**** Input data

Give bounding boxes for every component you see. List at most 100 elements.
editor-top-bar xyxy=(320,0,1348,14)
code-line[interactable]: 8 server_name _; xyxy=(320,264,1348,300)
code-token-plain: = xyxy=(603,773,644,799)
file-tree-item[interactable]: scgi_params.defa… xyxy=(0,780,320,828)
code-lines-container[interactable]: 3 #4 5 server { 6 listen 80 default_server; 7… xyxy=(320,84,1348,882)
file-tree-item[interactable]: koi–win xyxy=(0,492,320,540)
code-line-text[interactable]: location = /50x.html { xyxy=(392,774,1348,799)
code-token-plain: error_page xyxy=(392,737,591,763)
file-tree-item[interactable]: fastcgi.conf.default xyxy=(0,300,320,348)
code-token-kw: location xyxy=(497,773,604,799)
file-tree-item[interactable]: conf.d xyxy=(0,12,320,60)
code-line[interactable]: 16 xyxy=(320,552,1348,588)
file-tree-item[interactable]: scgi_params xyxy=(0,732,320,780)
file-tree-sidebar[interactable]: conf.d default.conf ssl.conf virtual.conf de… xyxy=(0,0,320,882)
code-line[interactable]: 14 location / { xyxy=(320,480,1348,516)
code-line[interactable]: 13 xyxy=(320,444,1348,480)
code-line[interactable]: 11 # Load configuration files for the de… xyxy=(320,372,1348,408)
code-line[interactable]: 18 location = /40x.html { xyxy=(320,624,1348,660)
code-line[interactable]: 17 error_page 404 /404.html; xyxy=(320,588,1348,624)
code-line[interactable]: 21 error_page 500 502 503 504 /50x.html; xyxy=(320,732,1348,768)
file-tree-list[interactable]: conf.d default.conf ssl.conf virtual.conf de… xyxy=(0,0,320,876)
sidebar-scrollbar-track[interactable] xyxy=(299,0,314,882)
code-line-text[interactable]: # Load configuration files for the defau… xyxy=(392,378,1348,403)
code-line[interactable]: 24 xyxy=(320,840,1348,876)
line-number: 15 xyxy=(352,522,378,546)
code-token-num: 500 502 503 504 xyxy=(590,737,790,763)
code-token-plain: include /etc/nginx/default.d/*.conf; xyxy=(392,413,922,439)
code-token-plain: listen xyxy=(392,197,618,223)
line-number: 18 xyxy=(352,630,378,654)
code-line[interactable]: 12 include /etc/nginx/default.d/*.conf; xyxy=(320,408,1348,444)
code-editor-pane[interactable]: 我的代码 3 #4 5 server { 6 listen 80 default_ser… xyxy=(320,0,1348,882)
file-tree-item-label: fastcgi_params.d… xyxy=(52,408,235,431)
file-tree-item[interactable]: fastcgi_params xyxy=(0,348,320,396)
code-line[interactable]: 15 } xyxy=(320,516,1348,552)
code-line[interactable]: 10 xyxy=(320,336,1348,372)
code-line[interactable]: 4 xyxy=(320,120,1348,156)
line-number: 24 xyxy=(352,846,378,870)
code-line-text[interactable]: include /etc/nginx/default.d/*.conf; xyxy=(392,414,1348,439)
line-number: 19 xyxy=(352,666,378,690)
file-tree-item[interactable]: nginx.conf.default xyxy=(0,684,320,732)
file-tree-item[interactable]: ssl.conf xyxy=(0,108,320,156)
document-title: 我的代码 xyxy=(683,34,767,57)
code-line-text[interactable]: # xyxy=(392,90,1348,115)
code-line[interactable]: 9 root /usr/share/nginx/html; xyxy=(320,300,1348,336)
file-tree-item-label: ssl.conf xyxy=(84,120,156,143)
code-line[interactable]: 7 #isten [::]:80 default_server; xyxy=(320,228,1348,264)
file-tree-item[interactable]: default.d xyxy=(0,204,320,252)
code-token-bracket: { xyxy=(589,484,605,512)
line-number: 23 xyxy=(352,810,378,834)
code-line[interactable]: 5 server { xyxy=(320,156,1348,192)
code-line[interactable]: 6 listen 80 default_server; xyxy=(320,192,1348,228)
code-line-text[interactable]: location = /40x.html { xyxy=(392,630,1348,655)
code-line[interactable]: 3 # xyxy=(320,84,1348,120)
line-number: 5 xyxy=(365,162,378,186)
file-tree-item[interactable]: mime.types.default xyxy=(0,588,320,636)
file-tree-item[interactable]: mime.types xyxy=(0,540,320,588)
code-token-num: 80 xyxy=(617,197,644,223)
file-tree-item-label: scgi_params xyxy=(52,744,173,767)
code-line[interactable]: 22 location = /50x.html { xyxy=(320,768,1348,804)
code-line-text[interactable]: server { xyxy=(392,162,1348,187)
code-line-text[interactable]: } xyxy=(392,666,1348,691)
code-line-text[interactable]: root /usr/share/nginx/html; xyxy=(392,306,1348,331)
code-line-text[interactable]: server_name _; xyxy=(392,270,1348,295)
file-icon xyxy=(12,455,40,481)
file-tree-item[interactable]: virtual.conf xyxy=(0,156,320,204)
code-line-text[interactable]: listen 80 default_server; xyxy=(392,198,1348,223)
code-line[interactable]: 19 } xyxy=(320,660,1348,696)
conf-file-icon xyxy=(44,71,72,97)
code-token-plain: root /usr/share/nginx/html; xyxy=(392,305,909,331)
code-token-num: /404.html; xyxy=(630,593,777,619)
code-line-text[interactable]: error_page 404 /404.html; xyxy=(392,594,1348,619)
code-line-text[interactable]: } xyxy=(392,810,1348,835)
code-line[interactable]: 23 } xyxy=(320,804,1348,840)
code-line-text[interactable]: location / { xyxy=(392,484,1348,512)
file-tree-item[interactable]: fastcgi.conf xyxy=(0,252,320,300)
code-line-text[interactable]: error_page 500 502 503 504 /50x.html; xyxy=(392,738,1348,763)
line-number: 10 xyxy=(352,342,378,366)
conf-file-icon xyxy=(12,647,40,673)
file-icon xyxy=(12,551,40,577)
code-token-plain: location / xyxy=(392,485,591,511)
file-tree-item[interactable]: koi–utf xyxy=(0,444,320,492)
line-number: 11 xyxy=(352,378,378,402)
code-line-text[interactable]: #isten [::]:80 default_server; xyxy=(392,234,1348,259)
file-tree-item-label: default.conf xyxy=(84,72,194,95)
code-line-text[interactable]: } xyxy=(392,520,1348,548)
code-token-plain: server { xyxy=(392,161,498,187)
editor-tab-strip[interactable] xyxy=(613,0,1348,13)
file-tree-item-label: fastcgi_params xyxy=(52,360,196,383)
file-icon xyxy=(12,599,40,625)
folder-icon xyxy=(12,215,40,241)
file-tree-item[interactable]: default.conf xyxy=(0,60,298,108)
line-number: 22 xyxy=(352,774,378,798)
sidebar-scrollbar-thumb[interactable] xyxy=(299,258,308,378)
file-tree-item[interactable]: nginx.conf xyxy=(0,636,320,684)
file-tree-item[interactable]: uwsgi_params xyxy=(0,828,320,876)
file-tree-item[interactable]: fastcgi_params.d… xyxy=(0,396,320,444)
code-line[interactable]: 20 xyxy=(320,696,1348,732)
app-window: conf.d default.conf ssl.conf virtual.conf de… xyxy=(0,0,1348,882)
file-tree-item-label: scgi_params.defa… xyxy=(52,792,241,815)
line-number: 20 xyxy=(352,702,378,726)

********

Problem requirements:
Print the data above again verbatim, line for line.

Full solution:
Give bounding boxes for every component you see. List at most 100 elements.
editor-top-bar xyxy=(320,0,1348,14)
code-line[interactable]: 8 server_name _; xyxy=(320,264,1348,300)
code-token-plain: = xyxy=(603,773,644,799)
file-tree-item[interactable]: scgi_params.defa… xyxy=(0,780,320,828)
code-lines-container[interactable]: 3 #4 5 server { 6 listen 80 default_server; 7… xyxy=(320,84,1348,882)
file-tree-item[interactable]: koi–win xyxy=(0,492,320,540)
code-line-text[interactable]: location = /50x.html { xyxy=(392,774,1348,799)
code-token-plain: error_page xyxy=(392,737,591,763)
file-tree-item[interactable]: fastcgi.conf.default xyxy=(0,300,320,348)
code-token-kw: location xyxy=(497,773,604,799)
file-tree-item[interactable]: conf.d xyxy=(0,12,320,60)
code-line[interactable]: 16 xyxy=(320,552,1348,588)
file-tree-item[interactable]: scgi_params xyxy=(0,732,320,780)
file-tree-sidebar[interactable]: conf.d default.conf ssl.conf virtual.conf de… xyxy=(0,0,320,882)
code-line[interactable]: 14 location / { xyxy=(320,480,1348,516)
code-line[interactable]: 13 xyxy=(320,444,1348,480)
code-line[interactable]: 11 # Load configuration files for the de… xyxy=(320,372,1348,408)
code-line[interactable]: 18 location = /40x.html { xyxy=(320,624,1348,660)
code-line[interactable]: 17 error_page 404 /404.html; xyxy=(320,588,1348,624)
code-line[interactable]: 21 error_page 500 502 503 504 /50x.html; xyxy=(320,732,1348,768)
file-tree-list[interactable]: conf.d default.conf ssl.conf virtual.conf de… xyxy=(0,0,320,876)
sidebar-scrollbar-track[interactable] xyxy=(299,0,314,882)
code-line-text[interactable]: # Load configuration files for the defau… xyxy=(392,378,1348,403)
code-line[interactable]: 24 xyxy=(320,840,1348,876)
line-number: 15 xyxy=(352,522,378,546)
code-token-num: 500 502 503 504 xyxy=(590,737,790,763)
code-token-plain: include /etc/nginx/default.d/*.conf; xyxy=(392,413,922,439)
code-token-plain: listen xyxy=(392,197,618,223)
line-number: 18 xyxy=(352,630,378,654)
code-line[interactable]: 12 include /etc/nginx/default.d/*.conf; xyxy=(320,408,1348,444)
code-editor-pane[interactable]: 我的代码 3 #4 5 server { 6 listen 80 default_ser… xyxy=(320,0,1348,882)
file-tree-item-label: fastcgi_params.d… xyxy=(52,408,235,431)
file-tree-item[interactable]: fastcgi_params xyxy=(0,348,320,396)
code-line[interactable]: 15 } xyxy=(320,516,1348,552)
code-line[interactable]: 10 xyxy=(320,336,1348,372)
code-line[interactable]: 4 xyxy=(320,120,1348,156)
line-number: 24 xyxy=(352,846,378,870)
code-line-text[interactable]: include /etc/nginx/default.d/*.conf; xyxy=(392,414,1348,439)
line-number: 19 xyxy=(352,666,378,690)
file-tree-item[interactable]: nginx.conf.default xyxy=(0,684,320,732)
file-tree-item[interactable]: ssl.conf xyxy=(0,108,320,156)
document-title: 我的代码 xyxy=(683,34,767,57)
code-line-text[interactable]: # xyxy=(392,90,1348,115)
code-line[interactable]: 9 root /usr/share/nginx/html; xyxy=(320,300,1348,336)
file-tree-item-label: ssl.conf xyxy=(84,120,156,143)
code-line[interactable]: 7 #isten [::]:80 default_server; xyxy=(320,228,1348,264)
file-tree-item[interactable]: default.d xyxy=(0,204,320,252)
code-token-bracket: { xyxy=(589,484,605,512)
line-number: 23 xyxy=(352,810,378,834)
code-line[interactable]: 5 server { xyxy=(320,156,1348,192)
code-line[interactable]: 6 listen 80 default_server; xyxy=(320,192,1348,228)
code-line-text[interactable]: location = /40x.html { xyxy=(392,630,1348,655)
code-line[interactable]: 3 # xyxy=(320,84,1348,120)
line-number: 5 xyxy=(365,162,378,186)
file-tree-item[interactable]: mime.types.default xyxy=(0,588,320,636)
file-tree-item[interactable]: mime.types xyxy=(0,540,320,588)
code-token-num: 80 xyxy=(617,197,644,223)
file-tree-item-label: scgi_params xyxy=(52,744,173,767)
code-line[interactable]: 22 location = /50x.html { xyxy=(320,768,1348,804)
code-line-text[interactable]: server { xyxy=(392,162,1348,187)
code-line-text[interactable]: } xyxy=(392,666,1348,691)
code-line-text[interactable]: root /usr/share/nginx/html; xyxy=(392,306,1348,331)
code-line-text[interactable]: server_name _; xyxy=(392,270,1348,295)
file-icon xyxy=(12,455,40,481)
file-tree-item[interactable]: virtual.conf xyxy=(0,156,320,204)
code-line-text[interactable]: listen 80 default_server; xyxy=(392,198,1348,223)
code-line[interactable]: 19 } xyxy=(320,660,1348,696)
conf-file-icon xyxy=(44,71,72,97)
code-token-plain: root /usr/share/nginx/html; xyxy=(392,305,909,331)
code-token-num: /404.html; xyxy=(630,593,777,619)
code-line-text[interactable]: error_page 404 /404.html; xyxy=(392,594,1348,619)
code-line-text[interactable]: } xyxy=(392,810,1348,835)
code-line[interactable]: 23 } xyxy=(320,804,1348,840)
code-line-text[interactable]: location / { xyxy=(392,484,1348,512)
file-tree-item[interactable]: fastcgi.conf xyxy=(0,252,320,300)
code-line-text[interactable]: error_page 500 502 503 504 /50x.html; xyxy=(392,738,1348,763)
line-number: 10 xyxy=(352,342,378,366)
conf-file-icon xyxy=(12,647,40,673)
file-icon xyxy=(12,551,40,577)
code-token-plain: location / xyxy=(392,485,591,511)
file-tree-item[interactable]: koi–utf xyxy=(0,444,320,492)
line-number: 11 xyxy=(352,378,378,402)
code-line-text[interactable]: #isten [::]:80 default_server; xyxy=(392,234,1348,259)
file-tree-item-label: default.conf xyxy=(84,72,194,95)
code-line-text[interactable]: } xyxy=(392,520,1348,548)
code-token-plain: server { xyxy=(392,161,498,187)
editor-tab-strip[interactable] xyxy=(613,0,1348,13)
file-tree-item-label: fastcgi_params xyxy=(52,360,196,383)
file-icon xyxy=(12,599,40,625)
folder-icon xyxy=(12,215,40,241)
file-tree-item[interactable]: default.conf xyxy=(0,60,298,108)
line-number: 22 xyxy=(352,774,378,798)
sidebar-scrollbar-thumb[interactable] xyxy=(299,258,308,378)
file-tree-item[interactable]: nginx.conf xyxy=(0,636,320,684)
file-tree-item[interactable]: uwsgi_params xyxy=(0,828,320,876)
file-tree-item[interactable]: fastcgi_params.d… xyxy=(0,396,320,444)
code-line[interactable]: 20 xyxy=(320,696,1348,732)
app-window: conf.d default.conf ssl.conf virtual.conf de… xyxy=(0,0,1348,882)
file-tree-item-label: scgi_params.defa… xyxy=(52,792,241,815)
line-number: 20 xyxy=(352,702,378,726)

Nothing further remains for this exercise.